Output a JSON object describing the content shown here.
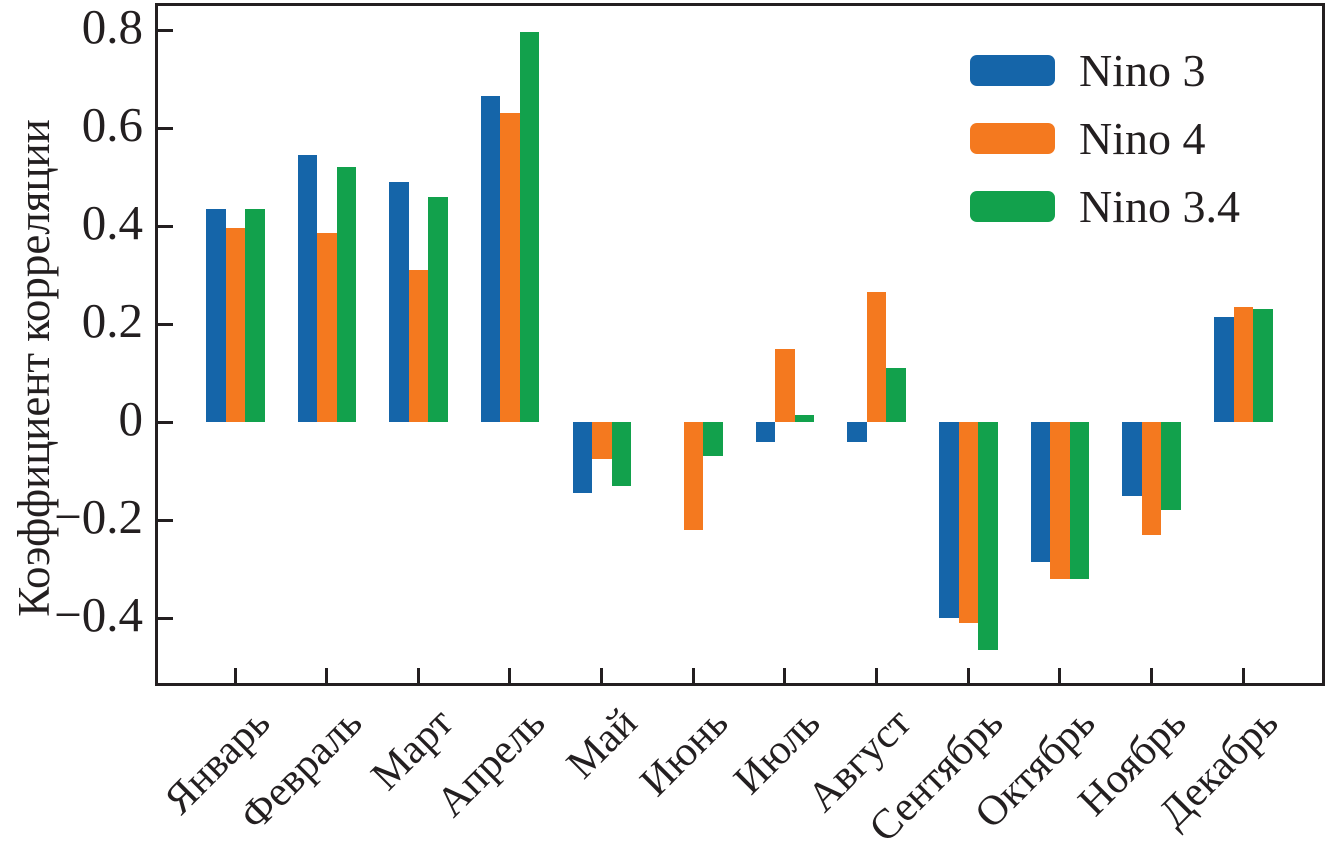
{
  "chart_data": {
    "type": "bar",
    "title": "",
    "xlabel": "",
    "ylabel": "Коэффициент корреляции",
    "categories": [
      "Январь",
      "Февраль",
      "Март",
      "Апрель",
      "Май",
      "Июнь",
      "Июль",
      "Август",
      "Сентябрь",
      "Октябрь",
      "Ноябрь",
      "Декабрь"
    ],
    "series": [
      {
        "name": "Nino 3",
        "color": "#1565a9",
        "values": [
          0.435,
          0.545,
          0.49,
          0.665,
          -0.145,
          0,
          -0.04,
          -0.04,
          -0.4,
          -0.285,
          -0.15,
          0.215
        ]
      },
      {
        "name": "Nino 4",
        "color": "#f4791f",
        "values": [
          0.395,
          0.385,
          0.31,
          0.63,
          -0.075,
          -0.22,
          0.15,
          0.265,
          -0.41,
          -0.32,
          -0.23,
          0.235
        ]
      },
      {
        "name": "Nino 3.4",
        "color": "#12a14c",
        "values": [
          0.435,
          0.52,
          0.46,
          0.795,
          -0.13,
          -0.07,
          0.015,
          0.11,
          -0.465,
          -0.32,
          -0.18,
          0.23
        ]
      }
    ],
    "ylim": [
      -0.54,
      0.85
    ],
    "yticks": {
      "values": [
        0.8,
        0.6,
        0.4,
        0.2,
        0,
        -0.2,
        -0.4
      ],
      "labels": [
        "0.8",
        "0.6",
        "0.4",
        "0.2",
        "0",
        "−0.2",
        "−0.4"
      ]
    },
    "grid": false,
    "legend_position": "top-right",
    "legend": [
      "Nino 3",
      "Nino 4",
      "Nino 3.4"
    ]
  }
}
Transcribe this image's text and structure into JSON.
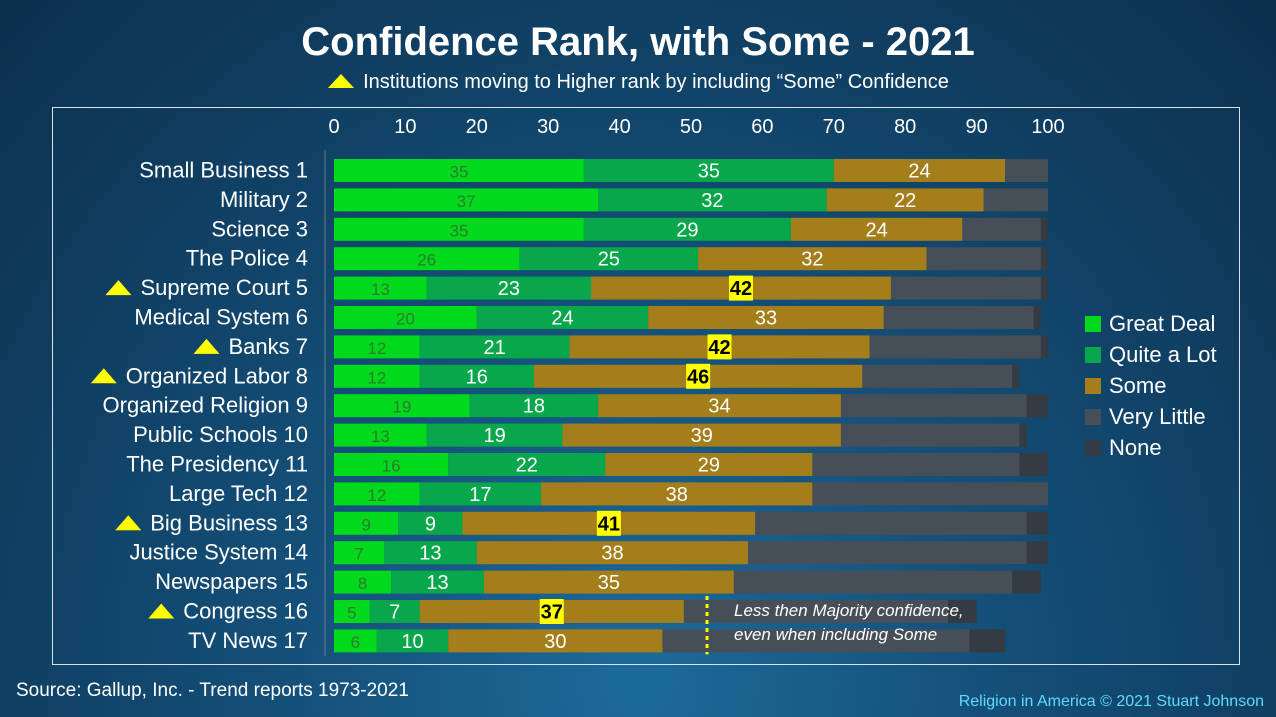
{
  "title": "Confidence Rank, with Some - 2021",
  "subtitle": "Institutions moving to Higher rank by including “Some” Confidence",
  "note_line1": "Less then Majority confidence,",
  "note_line2": "even when including Some",
  "source": "Source: Gallup, Inc. - Trend reports 1973-2021",
  "credit": "Religion in America © 2021 Stuart Johnson",
  "colors": {
    "great_deal": "#00d91c",
    "quite_a_lot": "#09a74c",
    "some": "#a57e1c",
    "very_little": "#464f58",
    "none": "#343b42",
    "highlight": "#ffff00",
    "triangle": "#ffff00"
  },
  "chart_data": {
    "type": "bar",
    "orientation": "horizontal",
    "stacked": true,
    "title": "Confidence Rank, with Some - 2021",
    "xlim": [
      0,
      100
    ],
    "xticks": [
      0,
      10,
      20,
      30,
      40,
      50,
      60,
      70,
      80,
      90,
      100
    ],
    "legend_position": "right",
    "categories": [
      "Small Business 1",
      "Military 2",
      "Science 3",
      "The Police 4",
      "Supreme Court 5",
      "Medical System 6",
      "Banks 7",
      "Organized Labor 8",
      "Organized Religion 9",
      "Public Schools 10",
      "The Presidency 11",
      "Large Tech 12",
      "Big Business 13",
      "Justice System 14",
      "Newspapers 15",
      "Congress 16",
      "TV News 17"
    ],
    "moved_higher": [
      false,
      false,
      false,
      false,
      true,
      false,
      true,
      true,
      false,
      false,
      false,
      false,
      true,
      false,
      false,
      true,
      false
    ],
    "series": [
      {
        "name": "Great Deal",
        "color": "#00d91c",
        "label_color": "#2e7d2e",
        "values": [
          35,
          37,
          35,
          26,
          13,
          20,
          12,
          12,
          19,
          13,
          16,
          12,
          9,
          7,
          8,
          5,
          6
        ]
      },
      {
        "name": "Quite a Lot",
        "color": "#09a74c",
        "label_color": "#ffffff",
        "values": [
          35,
          32,
          29,
          25,
          23,
          24,
          21,
          16,
          18,
          19,
          22,
          17,
          9,
          13,
          13,
          7,
          10
        ]
      },
      {
        "name": "Some",
        "color": "#a57e1c",
        "label_color": "#ffffff",
        "values": [
          24,
          22,
          24,
          32,
          42,
          33,
          42,
          46,
          34,
          39,
          29,
          38,
          41,
          38,
          35,
          37,
          30
        ]
      },
      {
        "name": "Very Little",
        "color": "#464f58",
        "label_color": null,
        "values": [
          6,
          9,
          11,
          16,
          21,
          21,
          24,
          21,
          26,
          25,
          29,
          33,
          38,
          39,
          39,
          37,
          43
        ]
      },
      {
        "name": "None",
        "color": "#343b42",
        "label_color": null,
        "values": [
          0,
          0,
          1,
          1,
          1,
          1,
          1,
          1,
          3,
          1,
          4,
          0,
          3,
          3,
          4,
          4,
          5
        ]
      }
    ],
    "highlighted_some": [
      false,
      false,
      false,
      false,
      true,
      false,
      true,
      true,
      false,
      false,
      false,
      false,
      true,
      false,
      false,
      true,
      false
    ],
    "majority_threshold": 50
  }
}
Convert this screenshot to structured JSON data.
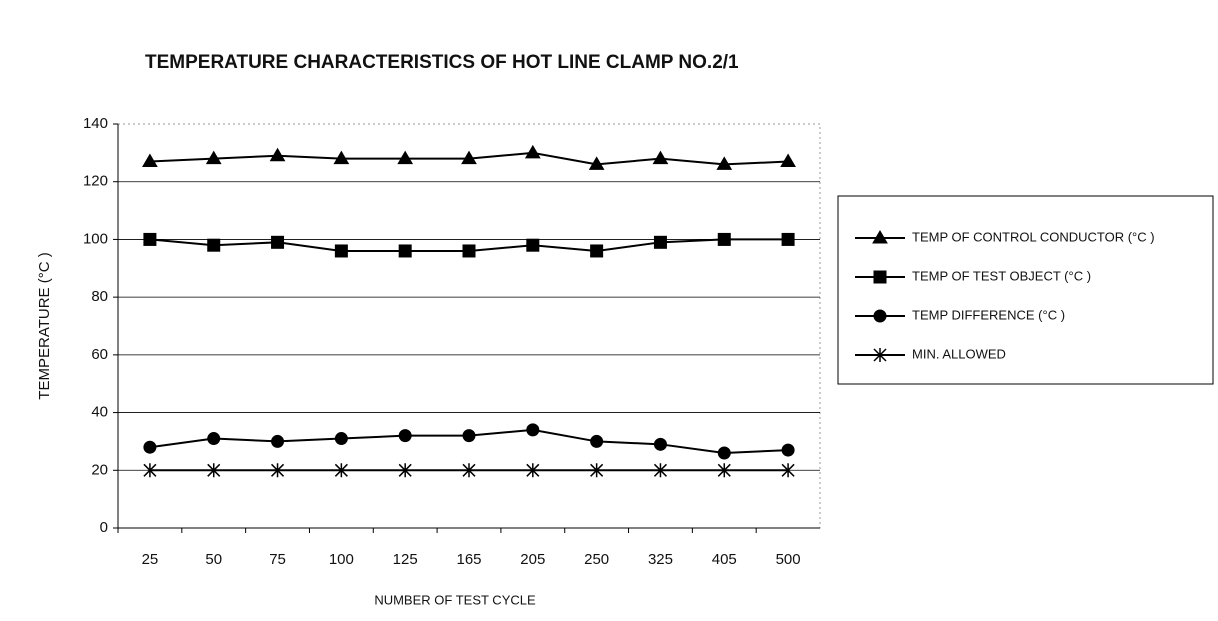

◇ ◇ ◇ ◇ ◇

• _Aim_: Write out the records above exactly as they appear, leaving out any pictures.

• _Worked solution_:
Output a JSON object describing the content shown here.
{
  "chart_data": {
    "type": "bar",
    "title": "",
    "xlabel": "",
    "ylabel": "Коэффициент корреляции",
    "categories": [
      "Январь",
      "Февраль",
      "Март",
      "Апрель",
      "Май",
      "Июнь",
      "Июль",
      "Август",
      "Сентябрь",
      "Октябрь",
      "Ноябрь",
      "Декабрь"
    ],
    "series": [
      {
        "name": "Nino 3",
        "color": "#1565a9",
        "values": [
          0.435,
          0.545,
          0.49,
          0.665,
          -0.145,
          0,
          -0.04,
          -0.04,
          -0.4,
          -0.285,
          -0.15,
          0.215
        ]
      },
      {
        "name": "Nino 4",
        "color": "#f4791f",
        "values": [
          0.395,
          0.385,
          0.31,
          0.63,
          -0.075,
          -0.22,
          0.15,
          0.265,
          -0.41,
          -0.32,
          -0.23,
          0.235
        ]
      },
      {
        "name": "Nino 3.4",
        "color": "#12a14c",
        "values": [
          0.435,
          0.52,
          0.46,
          0.795,
          -0.13,
          -0.07,
          0.015,
          0.11,
          -0.465,
          -0.32,
          -0.18,
          0.23
        ]
      }
    ],
    "ylim": [
      -0.54,
      0.85
    ],
    "yticks": {
      "values": [
        0.8,
        0.6,
        0.4,
        0.2,
        0,
        -0.2,
        -0.4
      ],
      "labels": [
        "0.8",
        "0.6",
        "0.4",
        "0.2",
        "0",
        "−0.2",
        "−0.4"
      ]
    },
    "grid": false,
    "legend_position": "top-right",
    "legend": [
      "Nino 3",
      "Nino 4",
      "Nino 3.4"
    ]
  }
}
Transcribe this image's text and structure into JSON.
{
  "title": "Confidence Rank, with Some - 2021",
  "subtitle": "Institutions moving to Higher rank by including “Some” Confidence",
  "note_line1": "Less then Majority confidence,",
  "note_line2": "even when including Some",
  "source": "Source: Gallup, Inc. - Trend reports 1973-2021",
  "credit": "Religion in America © 2021 Stuart Johnson",
  "colors": {
    "great_deal": "#00d91c",
    "quite_a_lot": "#09a74c",
    "some": "#a57e1c",
    "very_little": "#464f58",
    "none": "#343b42",
    "highlight": "#ffff00",
    "triangle": "#ffff00"
  },
  "chart_data": {
    "type": "bar",
    "orientation": "horizontal",
    "stacked": true,
    "title": "Confidence Rank, with Some - 2021",
    "xlim": [
      0,
      100
    ],
    "xticks": [
      0,
      10,
      20,
      30,
      40,
      50,
      60,
      70,
      80,
      90,
      100
    ],
    "legend_position": "right",
    "categories": [
      "Small Business 1",
      "Military 2",
      "Science 3",
      "The Police 4",
      "Supreme Court 5",
      "Medical System 6",
      "Banks 7",
      "Organized Labor 8",
      "Organized Religion 9",
      "Public Schools 10",
      "The Presidency 11",
      "Large Tech 12",
      "Big Business 13",
      "Justice System 14",
      "Newspapers 15",
      "Congress 16",
      "TV News 17"
    ],
    "moved_higher": [
      false,
      false,
      false,
      false,
      true,
      false,
      true,
      true,
      false,
      false,
      false,
      false,
      true,
      false,
      false,
      true,
      false
    ],
    "series": [
      {
        "name": "Great Deal",
        "color": "#00d91c",
        "label_color": "#2e7d2e",
        "values": [
          35,
          37,
          35,
          26,
          13,
          20,
          12,
          12,
          19,
          13,
          16,
          12,
          9,
          7,
          8,
          5,
          6
        ]
      },
      {
        "name": "Quite a Lot",
        "color": "#09a74c",
        "label_color": "#ffffff",
        "values": [
          35,
          32,
          29,
          25,
          23,
          24,
          21,
          16,
          18,
          19,
          22,
          17,
          9,
          13,
          13,
          7,
          10
        ]
      },
      {
        "name": "Some",
        "color": "#a57e1c",
        "label_color": "#ffffff",
        "values": [
          24,
          22,
          24,
          32,
          42,
          33,
          42,
          46,
          34,
          39,
          29,
          38,
          41,
          38,
          35,
          37,
          30
        ]
      },
      {
        "name": "Very Little",
        "color": "#464f58",
        "label_color": null,
        "values": [
          6,
          9,
          11,
          16,
          21,
          21,
          24,
          21,
          26,
          25,
          29,
          33,
          38,
          39,
          39,
          37,
          43
        ]
      },
      {
        "name": "None",
        "color": "#343b42",
        "label_color": null,
        "values": [
          0,
          0,
          1,
          1,
          1,
          1,
          1,
          1,
          3,
          1,
          4,
          0,
          3,
          3,
          4,
          4,
          5
        ]
      }
    ],
    "highlighted_some": [
      false,
      false,
      false,
      false,
      true,
      false,
      true,
      true,
      false,
      false,
      false,
      false,
      true,
      false,
      false,
      true,
      false
    ],
    "majority_threshold": 50
  }
}
Convert this screenshot to structured JSON data.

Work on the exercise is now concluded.